— Start Record excerpts —

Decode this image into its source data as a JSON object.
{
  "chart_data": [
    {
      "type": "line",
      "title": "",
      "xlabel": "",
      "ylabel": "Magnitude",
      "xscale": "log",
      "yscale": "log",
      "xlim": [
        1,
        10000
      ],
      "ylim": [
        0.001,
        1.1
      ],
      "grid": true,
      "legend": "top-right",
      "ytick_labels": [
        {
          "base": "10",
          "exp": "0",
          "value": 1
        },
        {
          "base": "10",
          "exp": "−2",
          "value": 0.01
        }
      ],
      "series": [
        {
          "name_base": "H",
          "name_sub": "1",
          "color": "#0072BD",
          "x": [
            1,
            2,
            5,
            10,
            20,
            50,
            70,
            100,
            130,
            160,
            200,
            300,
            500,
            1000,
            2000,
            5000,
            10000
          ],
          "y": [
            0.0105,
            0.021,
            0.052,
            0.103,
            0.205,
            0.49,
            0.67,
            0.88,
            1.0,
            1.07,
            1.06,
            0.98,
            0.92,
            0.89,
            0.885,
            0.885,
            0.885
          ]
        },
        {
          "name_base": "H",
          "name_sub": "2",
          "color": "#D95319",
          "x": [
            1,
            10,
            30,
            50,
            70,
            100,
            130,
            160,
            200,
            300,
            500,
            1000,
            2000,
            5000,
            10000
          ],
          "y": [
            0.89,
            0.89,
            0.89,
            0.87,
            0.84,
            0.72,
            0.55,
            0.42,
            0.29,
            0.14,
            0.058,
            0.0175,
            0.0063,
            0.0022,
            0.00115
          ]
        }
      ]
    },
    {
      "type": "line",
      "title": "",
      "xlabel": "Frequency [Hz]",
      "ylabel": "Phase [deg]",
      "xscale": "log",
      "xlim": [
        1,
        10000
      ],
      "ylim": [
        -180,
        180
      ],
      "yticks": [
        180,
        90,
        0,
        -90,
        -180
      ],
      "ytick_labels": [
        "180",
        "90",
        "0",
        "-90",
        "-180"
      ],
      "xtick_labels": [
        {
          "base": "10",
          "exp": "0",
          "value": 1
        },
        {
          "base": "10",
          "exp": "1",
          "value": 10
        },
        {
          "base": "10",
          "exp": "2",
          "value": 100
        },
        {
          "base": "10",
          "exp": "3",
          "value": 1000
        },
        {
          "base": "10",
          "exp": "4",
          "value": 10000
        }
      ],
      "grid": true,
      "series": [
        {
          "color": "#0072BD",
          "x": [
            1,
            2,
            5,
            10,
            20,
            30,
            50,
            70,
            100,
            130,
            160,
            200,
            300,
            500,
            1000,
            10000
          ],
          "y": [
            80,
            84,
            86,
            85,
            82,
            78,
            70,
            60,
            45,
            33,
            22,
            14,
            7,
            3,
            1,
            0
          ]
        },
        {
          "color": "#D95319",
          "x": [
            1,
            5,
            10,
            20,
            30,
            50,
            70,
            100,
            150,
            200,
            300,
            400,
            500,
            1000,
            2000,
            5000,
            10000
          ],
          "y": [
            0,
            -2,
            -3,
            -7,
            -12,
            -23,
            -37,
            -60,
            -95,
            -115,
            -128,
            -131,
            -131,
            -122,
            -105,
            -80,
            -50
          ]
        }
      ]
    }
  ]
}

— End Record excerpts —

** Written problem **
Your answer should be a single number: the count of lines containing the word "value".

** Solution for this problem **
7